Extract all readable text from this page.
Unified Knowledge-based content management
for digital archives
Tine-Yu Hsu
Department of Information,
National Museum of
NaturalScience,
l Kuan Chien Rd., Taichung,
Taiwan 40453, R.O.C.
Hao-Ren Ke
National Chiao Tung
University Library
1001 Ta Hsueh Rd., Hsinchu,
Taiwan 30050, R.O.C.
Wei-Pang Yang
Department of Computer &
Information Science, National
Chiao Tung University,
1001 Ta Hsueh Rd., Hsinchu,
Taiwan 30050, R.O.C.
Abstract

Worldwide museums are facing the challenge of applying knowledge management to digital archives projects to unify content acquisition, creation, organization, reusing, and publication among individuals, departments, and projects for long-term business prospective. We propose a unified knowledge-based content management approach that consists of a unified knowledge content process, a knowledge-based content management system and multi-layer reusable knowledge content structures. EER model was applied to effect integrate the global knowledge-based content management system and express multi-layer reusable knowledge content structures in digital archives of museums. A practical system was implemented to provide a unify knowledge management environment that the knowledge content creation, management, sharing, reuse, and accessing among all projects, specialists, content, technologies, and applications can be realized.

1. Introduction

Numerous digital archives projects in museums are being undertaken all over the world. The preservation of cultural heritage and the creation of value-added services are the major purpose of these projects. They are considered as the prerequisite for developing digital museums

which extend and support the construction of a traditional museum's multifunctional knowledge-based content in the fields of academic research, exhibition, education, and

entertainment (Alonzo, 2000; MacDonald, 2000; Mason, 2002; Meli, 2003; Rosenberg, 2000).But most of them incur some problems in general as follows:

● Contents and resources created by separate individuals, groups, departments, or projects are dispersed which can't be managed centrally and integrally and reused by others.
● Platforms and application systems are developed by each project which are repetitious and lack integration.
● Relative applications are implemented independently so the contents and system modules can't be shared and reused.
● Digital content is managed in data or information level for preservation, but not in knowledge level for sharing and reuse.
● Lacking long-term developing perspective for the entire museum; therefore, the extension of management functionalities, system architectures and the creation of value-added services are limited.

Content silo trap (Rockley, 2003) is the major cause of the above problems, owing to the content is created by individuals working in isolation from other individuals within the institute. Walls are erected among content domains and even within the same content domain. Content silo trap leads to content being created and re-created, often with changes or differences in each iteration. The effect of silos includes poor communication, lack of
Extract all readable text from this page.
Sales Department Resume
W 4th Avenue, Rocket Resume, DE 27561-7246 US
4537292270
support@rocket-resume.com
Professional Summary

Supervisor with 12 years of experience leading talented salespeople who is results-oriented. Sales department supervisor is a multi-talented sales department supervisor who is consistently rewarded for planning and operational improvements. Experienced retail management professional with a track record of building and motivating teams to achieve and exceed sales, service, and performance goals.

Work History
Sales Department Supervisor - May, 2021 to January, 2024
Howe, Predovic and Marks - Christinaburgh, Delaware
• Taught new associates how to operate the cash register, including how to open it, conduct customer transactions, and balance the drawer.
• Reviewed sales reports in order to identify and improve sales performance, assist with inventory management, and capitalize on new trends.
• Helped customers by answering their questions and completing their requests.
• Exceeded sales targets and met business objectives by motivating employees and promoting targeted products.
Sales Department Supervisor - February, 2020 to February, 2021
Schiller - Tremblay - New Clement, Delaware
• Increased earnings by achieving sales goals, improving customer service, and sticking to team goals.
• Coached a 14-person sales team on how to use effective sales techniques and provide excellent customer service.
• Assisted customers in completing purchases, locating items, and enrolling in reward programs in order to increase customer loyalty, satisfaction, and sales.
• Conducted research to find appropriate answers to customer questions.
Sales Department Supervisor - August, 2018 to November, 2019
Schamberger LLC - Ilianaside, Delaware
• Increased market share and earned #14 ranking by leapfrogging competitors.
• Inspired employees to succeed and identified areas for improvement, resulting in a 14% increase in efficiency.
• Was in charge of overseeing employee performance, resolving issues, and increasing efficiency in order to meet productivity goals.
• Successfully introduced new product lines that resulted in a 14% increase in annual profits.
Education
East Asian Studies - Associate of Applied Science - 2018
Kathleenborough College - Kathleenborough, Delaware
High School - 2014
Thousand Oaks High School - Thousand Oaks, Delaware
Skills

——

Requirements
Extract every line that has the string "problems" in it.

Task solution
entertainment (Alonzo, 2000; MacDonald, 2000; Mason, 2002; Meli, 2003; Rosenberg, 2000).But most of them incur some problems in general as follows:
Content silo trap (Rockley, 2003) is the major cause of the above problems, owing to the content is created by individuals working in isolation from other individuals within the institute. Walls are erected among content domains and even within the same content domain. Content silo trap leads to content being created and re-created, often with changes or differences in each iteration. The effect of silos includes poor communication, lack of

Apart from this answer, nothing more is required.